Data rows
Begin
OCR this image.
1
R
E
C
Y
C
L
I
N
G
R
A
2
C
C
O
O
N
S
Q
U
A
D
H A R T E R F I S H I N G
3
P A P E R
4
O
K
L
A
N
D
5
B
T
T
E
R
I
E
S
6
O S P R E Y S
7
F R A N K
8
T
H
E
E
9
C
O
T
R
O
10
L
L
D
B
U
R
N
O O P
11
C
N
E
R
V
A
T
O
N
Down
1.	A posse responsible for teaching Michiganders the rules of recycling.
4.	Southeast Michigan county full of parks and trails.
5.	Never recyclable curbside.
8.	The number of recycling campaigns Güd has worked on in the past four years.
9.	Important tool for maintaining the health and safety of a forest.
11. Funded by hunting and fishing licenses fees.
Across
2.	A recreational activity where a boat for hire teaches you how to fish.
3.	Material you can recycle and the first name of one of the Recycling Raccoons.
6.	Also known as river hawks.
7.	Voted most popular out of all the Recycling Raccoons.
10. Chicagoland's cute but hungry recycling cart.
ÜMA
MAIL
End
Begin
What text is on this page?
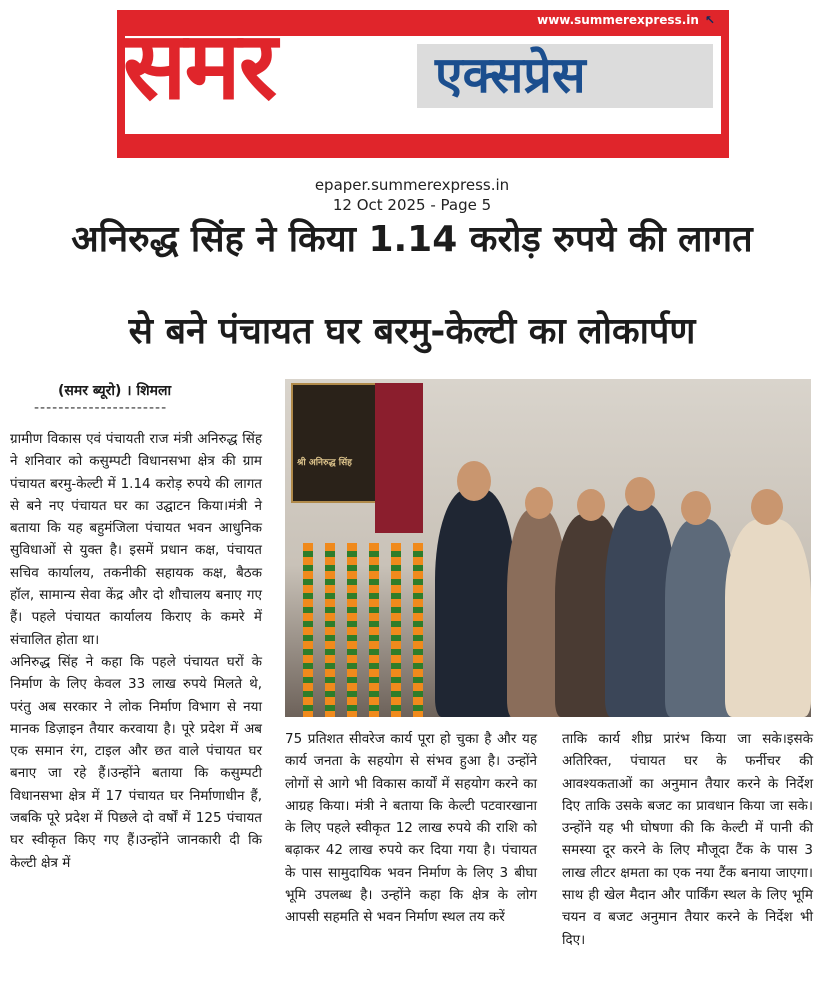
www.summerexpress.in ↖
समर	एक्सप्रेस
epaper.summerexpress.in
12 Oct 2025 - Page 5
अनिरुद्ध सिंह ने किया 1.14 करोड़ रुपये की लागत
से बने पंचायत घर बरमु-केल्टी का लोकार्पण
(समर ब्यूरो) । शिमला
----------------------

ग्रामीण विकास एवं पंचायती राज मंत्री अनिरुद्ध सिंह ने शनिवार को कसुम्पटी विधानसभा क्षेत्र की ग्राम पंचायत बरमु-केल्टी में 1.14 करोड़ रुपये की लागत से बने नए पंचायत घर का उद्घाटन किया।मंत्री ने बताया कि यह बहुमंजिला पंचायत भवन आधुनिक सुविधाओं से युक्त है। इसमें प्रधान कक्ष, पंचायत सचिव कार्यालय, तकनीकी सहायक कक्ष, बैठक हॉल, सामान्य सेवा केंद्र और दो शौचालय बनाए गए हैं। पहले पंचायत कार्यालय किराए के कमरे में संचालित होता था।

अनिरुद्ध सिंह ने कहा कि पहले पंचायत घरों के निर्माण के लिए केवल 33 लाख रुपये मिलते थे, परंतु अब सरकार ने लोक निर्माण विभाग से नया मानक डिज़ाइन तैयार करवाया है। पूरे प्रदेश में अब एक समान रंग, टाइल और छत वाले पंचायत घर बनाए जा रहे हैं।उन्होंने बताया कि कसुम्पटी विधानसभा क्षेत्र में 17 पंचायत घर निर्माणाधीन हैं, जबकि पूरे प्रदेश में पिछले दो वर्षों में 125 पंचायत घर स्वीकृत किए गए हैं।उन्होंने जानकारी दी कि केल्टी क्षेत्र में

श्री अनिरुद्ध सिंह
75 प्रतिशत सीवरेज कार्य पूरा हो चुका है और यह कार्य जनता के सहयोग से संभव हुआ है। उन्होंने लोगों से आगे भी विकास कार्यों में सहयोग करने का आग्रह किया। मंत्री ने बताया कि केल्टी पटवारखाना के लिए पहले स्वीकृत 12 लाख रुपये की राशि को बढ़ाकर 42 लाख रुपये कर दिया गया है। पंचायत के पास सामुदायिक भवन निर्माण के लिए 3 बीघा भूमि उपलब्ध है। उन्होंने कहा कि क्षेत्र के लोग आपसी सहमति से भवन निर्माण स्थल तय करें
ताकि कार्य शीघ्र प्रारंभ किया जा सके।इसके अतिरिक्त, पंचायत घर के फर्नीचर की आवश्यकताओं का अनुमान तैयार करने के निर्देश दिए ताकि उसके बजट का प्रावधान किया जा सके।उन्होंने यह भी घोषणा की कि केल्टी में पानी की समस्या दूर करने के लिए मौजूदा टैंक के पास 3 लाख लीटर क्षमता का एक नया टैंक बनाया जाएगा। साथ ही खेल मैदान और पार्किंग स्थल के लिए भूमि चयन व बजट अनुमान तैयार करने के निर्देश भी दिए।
End
Begin
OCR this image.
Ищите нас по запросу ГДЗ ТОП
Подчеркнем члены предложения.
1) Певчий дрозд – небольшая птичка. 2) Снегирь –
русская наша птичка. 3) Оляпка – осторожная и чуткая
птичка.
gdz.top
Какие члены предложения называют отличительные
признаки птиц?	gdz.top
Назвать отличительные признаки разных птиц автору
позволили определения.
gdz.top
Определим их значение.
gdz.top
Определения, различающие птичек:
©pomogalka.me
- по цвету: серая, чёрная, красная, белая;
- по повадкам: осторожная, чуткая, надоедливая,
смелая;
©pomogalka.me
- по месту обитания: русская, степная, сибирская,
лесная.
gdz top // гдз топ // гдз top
End
Problem details
Of the lines in the data, how many hold the string "птичка"? State the number, nothing else.

Task solution
3